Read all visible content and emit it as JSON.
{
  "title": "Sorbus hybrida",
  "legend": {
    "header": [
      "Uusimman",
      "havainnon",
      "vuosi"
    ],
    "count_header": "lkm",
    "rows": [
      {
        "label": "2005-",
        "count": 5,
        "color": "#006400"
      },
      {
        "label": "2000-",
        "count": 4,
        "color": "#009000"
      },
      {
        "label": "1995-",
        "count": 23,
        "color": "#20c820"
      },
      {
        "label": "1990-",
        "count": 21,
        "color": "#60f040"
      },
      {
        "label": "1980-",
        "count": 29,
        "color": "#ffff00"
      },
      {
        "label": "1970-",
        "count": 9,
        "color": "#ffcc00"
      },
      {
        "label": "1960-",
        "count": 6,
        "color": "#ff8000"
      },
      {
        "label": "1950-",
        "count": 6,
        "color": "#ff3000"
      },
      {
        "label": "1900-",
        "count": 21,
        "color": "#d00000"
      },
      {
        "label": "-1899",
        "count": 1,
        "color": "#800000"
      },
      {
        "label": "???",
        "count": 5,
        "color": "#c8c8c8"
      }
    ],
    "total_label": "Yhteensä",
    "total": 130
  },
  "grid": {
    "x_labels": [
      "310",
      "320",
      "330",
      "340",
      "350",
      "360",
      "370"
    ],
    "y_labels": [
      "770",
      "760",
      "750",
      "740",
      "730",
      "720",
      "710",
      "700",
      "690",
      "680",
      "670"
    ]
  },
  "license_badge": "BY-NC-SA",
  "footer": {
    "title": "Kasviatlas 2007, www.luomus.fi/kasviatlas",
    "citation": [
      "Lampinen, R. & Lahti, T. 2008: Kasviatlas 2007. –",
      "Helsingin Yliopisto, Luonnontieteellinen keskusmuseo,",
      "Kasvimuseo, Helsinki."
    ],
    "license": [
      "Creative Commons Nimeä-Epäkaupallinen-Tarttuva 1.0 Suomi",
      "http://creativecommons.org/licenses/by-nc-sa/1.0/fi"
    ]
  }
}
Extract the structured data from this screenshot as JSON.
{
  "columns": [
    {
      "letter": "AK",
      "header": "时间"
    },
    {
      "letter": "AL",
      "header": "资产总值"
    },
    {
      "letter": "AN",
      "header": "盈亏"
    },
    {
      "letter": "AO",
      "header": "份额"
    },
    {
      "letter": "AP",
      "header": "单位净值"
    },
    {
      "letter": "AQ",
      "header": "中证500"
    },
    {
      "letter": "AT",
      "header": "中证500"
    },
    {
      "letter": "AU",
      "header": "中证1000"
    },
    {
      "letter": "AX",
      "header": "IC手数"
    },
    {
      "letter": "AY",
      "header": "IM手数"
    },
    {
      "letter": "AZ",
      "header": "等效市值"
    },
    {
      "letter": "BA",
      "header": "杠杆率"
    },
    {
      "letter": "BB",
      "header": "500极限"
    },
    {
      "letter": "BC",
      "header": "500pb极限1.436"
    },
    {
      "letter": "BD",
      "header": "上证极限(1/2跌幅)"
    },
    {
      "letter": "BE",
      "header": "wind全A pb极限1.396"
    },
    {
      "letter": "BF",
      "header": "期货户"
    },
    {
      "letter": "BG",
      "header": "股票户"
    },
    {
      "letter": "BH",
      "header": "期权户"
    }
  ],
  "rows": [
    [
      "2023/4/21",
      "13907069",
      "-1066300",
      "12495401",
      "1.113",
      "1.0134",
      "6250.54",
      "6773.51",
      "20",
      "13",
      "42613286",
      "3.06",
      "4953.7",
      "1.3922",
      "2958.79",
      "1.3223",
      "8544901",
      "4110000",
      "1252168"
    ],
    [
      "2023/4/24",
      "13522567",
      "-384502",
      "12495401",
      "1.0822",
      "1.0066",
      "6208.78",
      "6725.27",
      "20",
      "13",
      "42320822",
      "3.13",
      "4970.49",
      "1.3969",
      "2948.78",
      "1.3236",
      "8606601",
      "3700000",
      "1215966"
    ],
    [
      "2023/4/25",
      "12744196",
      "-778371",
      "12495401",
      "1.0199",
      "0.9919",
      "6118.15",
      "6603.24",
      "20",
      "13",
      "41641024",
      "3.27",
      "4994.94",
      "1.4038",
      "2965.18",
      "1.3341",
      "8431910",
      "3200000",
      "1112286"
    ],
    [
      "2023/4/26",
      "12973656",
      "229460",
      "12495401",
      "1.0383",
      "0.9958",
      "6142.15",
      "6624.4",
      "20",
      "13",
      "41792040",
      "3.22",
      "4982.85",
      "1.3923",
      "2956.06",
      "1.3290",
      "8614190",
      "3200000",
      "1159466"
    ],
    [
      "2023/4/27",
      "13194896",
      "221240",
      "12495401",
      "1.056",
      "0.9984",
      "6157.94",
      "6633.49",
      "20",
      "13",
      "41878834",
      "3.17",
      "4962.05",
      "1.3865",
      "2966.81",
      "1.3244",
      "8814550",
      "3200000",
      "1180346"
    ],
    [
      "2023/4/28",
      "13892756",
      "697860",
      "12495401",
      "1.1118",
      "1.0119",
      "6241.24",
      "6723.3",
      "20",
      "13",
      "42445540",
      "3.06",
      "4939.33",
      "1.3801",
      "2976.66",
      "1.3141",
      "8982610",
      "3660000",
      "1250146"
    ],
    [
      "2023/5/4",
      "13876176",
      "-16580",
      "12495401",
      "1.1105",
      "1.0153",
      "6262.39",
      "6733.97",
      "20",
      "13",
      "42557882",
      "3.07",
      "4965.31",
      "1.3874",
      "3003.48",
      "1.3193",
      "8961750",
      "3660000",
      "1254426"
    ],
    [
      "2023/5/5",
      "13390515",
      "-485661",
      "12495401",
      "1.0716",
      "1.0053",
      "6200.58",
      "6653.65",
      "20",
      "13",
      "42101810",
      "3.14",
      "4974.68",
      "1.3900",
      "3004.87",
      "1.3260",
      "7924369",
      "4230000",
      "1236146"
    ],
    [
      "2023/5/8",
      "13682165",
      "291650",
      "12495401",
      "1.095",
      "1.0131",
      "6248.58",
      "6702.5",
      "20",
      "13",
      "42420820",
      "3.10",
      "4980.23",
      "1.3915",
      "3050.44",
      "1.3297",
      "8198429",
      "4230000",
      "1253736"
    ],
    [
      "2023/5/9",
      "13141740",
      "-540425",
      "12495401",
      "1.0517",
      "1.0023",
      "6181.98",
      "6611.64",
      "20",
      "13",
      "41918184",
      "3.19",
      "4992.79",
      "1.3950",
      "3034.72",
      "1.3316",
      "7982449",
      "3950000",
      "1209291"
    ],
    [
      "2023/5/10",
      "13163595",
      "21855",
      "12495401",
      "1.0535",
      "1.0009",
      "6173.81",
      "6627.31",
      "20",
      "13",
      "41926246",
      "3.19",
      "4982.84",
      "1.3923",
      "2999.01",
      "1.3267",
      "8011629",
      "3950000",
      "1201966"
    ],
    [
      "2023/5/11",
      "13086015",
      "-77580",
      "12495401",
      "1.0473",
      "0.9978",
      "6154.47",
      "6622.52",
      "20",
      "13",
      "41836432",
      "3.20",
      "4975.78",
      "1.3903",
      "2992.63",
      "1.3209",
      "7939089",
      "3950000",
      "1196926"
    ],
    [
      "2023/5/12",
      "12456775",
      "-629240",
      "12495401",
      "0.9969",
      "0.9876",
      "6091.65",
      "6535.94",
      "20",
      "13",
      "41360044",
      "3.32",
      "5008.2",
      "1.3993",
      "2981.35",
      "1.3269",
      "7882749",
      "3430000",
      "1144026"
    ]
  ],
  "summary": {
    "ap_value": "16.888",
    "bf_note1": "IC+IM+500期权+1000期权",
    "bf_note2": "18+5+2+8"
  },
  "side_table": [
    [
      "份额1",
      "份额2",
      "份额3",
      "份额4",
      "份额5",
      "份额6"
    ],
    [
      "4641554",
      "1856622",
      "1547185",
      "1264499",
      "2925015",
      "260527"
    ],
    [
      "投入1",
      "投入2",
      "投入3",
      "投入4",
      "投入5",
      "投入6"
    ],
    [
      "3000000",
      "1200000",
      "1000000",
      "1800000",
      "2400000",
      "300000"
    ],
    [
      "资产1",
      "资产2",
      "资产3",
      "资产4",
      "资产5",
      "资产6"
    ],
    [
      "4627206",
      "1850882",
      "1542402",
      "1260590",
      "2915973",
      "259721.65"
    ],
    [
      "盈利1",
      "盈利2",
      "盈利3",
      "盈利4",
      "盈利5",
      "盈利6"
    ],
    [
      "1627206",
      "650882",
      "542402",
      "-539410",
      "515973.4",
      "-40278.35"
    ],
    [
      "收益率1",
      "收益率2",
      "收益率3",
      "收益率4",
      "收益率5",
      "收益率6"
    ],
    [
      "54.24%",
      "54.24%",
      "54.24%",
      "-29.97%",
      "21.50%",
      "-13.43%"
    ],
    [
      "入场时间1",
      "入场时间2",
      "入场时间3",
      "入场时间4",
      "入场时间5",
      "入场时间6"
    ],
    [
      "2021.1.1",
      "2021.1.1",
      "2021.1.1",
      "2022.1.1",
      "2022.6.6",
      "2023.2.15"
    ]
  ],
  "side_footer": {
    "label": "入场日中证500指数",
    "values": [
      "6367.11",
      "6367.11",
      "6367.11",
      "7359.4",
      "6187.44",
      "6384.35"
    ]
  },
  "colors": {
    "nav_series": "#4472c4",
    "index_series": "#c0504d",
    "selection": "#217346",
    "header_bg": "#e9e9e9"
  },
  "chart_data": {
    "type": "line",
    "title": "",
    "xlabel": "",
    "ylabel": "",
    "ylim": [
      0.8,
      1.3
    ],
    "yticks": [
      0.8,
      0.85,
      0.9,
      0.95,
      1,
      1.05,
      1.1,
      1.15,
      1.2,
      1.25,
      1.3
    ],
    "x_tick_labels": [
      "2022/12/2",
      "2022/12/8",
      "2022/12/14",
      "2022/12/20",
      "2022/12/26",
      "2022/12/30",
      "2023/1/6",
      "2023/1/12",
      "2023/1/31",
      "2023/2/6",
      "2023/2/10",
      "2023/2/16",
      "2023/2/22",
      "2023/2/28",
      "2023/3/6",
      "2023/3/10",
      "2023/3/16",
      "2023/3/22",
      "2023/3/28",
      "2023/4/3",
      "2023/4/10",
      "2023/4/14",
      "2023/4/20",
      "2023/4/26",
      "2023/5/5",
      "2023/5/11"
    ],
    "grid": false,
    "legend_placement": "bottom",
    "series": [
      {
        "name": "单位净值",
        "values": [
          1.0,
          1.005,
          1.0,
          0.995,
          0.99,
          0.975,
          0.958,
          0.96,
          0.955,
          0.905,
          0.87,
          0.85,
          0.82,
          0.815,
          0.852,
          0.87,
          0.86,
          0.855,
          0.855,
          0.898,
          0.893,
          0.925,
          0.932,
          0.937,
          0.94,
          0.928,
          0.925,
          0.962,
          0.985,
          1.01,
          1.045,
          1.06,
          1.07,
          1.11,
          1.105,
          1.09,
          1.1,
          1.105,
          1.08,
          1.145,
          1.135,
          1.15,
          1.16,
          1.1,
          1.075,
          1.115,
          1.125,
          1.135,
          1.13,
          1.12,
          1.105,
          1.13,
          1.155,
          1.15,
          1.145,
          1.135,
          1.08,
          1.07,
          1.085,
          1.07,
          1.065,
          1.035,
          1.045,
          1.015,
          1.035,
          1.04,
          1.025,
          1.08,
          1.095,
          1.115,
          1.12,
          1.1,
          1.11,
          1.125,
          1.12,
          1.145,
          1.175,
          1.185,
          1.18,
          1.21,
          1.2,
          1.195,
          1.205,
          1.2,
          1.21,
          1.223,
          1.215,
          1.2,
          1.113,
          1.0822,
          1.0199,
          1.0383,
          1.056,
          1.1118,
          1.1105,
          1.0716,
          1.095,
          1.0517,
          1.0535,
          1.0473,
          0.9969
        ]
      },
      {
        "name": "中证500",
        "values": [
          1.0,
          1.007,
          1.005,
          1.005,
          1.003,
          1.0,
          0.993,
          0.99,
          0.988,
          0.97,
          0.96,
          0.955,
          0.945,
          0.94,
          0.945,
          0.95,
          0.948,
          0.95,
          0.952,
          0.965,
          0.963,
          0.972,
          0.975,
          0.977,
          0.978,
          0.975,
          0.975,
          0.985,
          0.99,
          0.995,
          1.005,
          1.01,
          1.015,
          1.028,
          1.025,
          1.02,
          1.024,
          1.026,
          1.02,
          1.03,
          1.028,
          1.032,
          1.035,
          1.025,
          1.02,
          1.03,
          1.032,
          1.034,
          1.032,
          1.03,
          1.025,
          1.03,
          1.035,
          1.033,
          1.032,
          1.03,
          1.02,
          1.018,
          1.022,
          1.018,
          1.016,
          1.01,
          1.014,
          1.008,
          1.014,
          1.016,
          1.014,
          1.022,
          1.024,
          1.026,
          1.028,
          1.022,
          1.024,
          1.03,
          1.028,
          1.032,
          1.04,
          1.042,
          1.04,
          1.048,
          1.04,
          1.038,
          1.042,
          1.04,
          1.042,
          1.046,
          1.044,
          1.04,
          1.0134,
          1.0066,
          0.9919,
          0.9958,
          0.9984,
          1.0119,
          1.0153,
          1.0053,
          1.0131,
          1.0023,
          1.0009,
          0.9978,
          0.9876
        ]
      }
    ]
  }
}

The task
Scan the listing above. Gather each line that contains the word "JSON".

Expected answer
Read all visible content and emit it as JSON.
Extract the structured data from this screenshot as JSON.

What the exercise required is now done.